# [WRITTEN EXERCISE]
Exclude the pictures, then copy all remaining records exactly.

# [INPUT DATA]

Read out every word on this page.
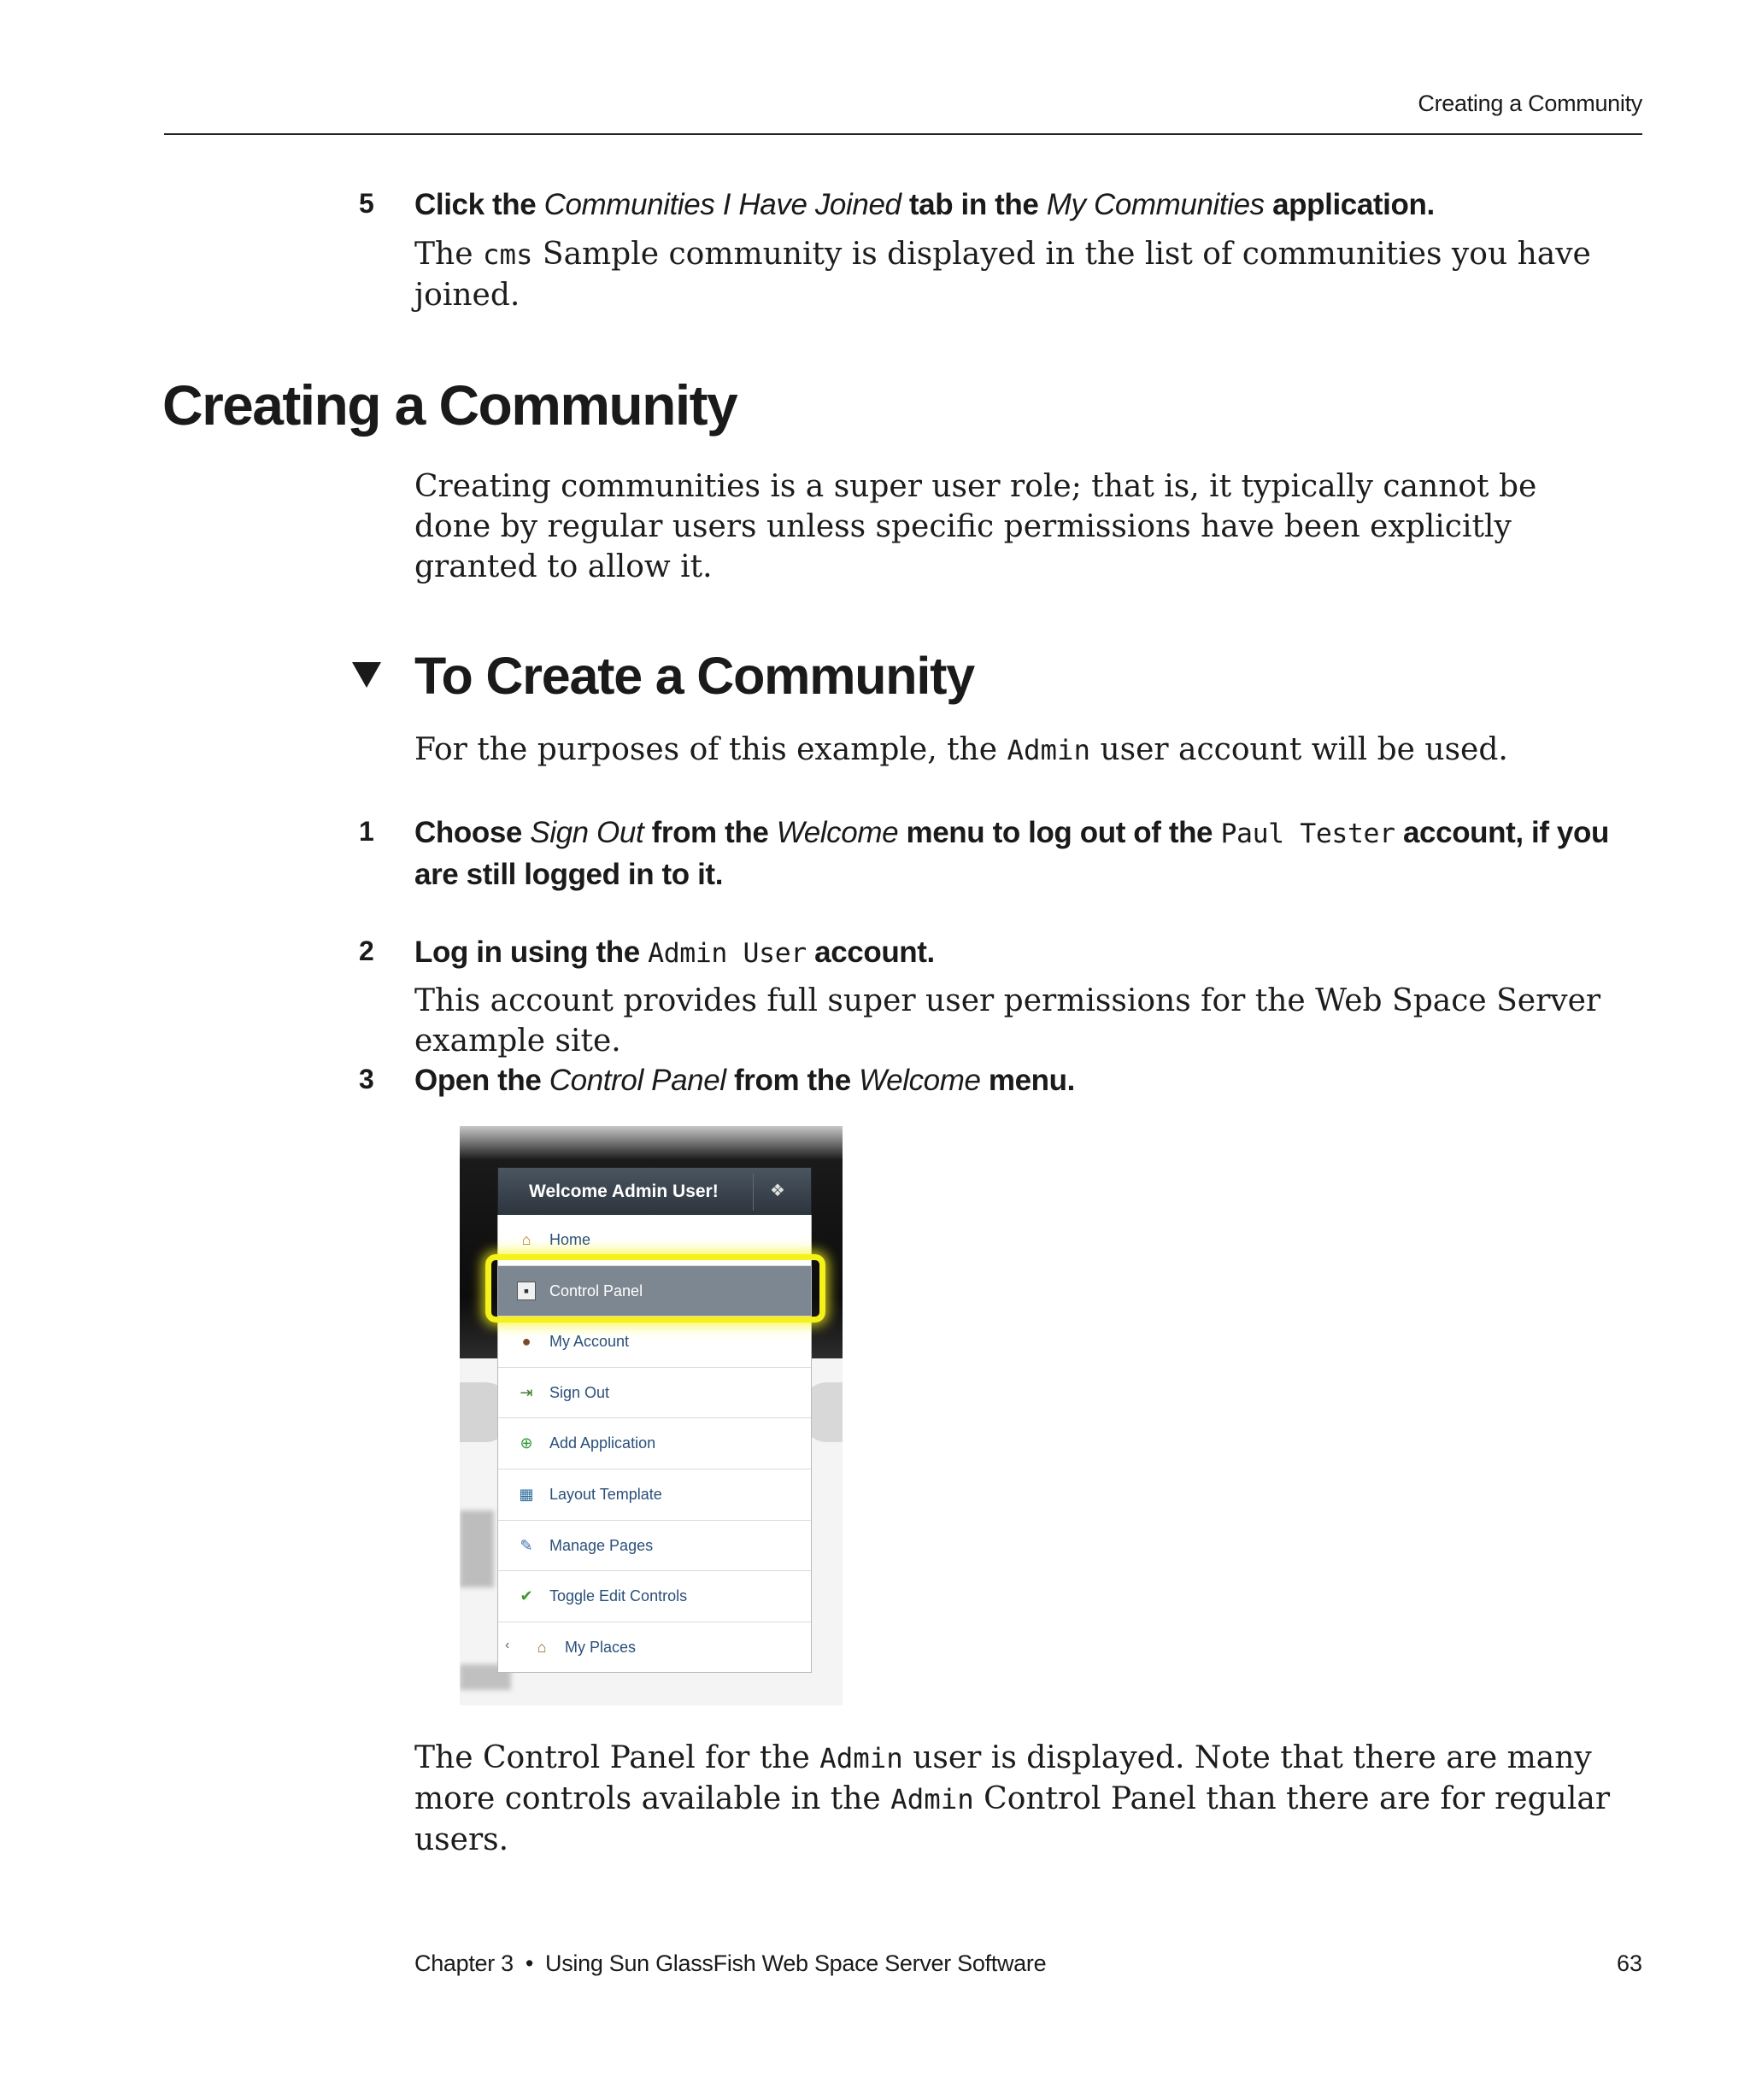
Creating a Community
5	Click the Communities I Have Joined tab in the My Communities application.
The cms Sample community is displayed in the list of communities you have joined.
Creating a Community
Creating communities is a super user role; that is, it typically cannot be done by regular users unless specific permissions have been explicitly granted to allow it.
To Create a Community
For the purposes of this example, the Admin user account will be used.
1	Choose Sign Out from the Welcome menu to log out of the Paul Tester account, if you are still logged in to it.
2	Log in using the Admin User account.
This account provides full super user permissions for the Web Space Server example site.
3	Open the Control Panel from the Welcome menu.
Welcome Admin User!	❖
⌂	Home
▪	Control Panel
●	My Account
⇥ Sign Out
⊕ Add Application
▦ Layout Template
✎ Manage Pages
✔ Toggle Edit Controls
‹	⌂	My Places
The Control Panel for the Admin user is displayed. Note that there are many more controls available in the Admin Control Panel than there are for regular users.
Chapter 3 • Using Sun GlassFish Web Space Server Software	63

# [CORRECT OUTPUT]
Read out every word on this page.
Creating a Community
5	Click the Communities I Have Joined tab in the My Communities application.
The cms Sample community is displayed in the list of communities you have joined.
Creating a Community
Creating communities is a super user role; that is, it typically cannot be done by regular users unless specific permissions have been explicitly granted to allow it.
To Create a Community
For the purposes of this example, the Admin user account will be used.
1	Choose Sign Out from the Welcome menu to log out of the Paul Tester account, if you are still logged in to it.
2	Log in using the Admin User account.
This account provides full super user permissions for the Web Space Server example site.
3	Open the Control Panel from the Welcome menu.
Welcome Admin User!	❖
⌂	Home
▪	Control Panel
●	My Account
⇥ Sign Out
⊕ Add Application
▦ Layout Template
✎ Manage Pages
✔ Toggle Edit Controls
‹	⌂	My Places
The Control Panel for the Admin user is displayed. Note that there are many more controls available in the Admin Control Panel than there are for regular users.
Chapter 3 • Using Sun GlassFish Web Space Server Software	63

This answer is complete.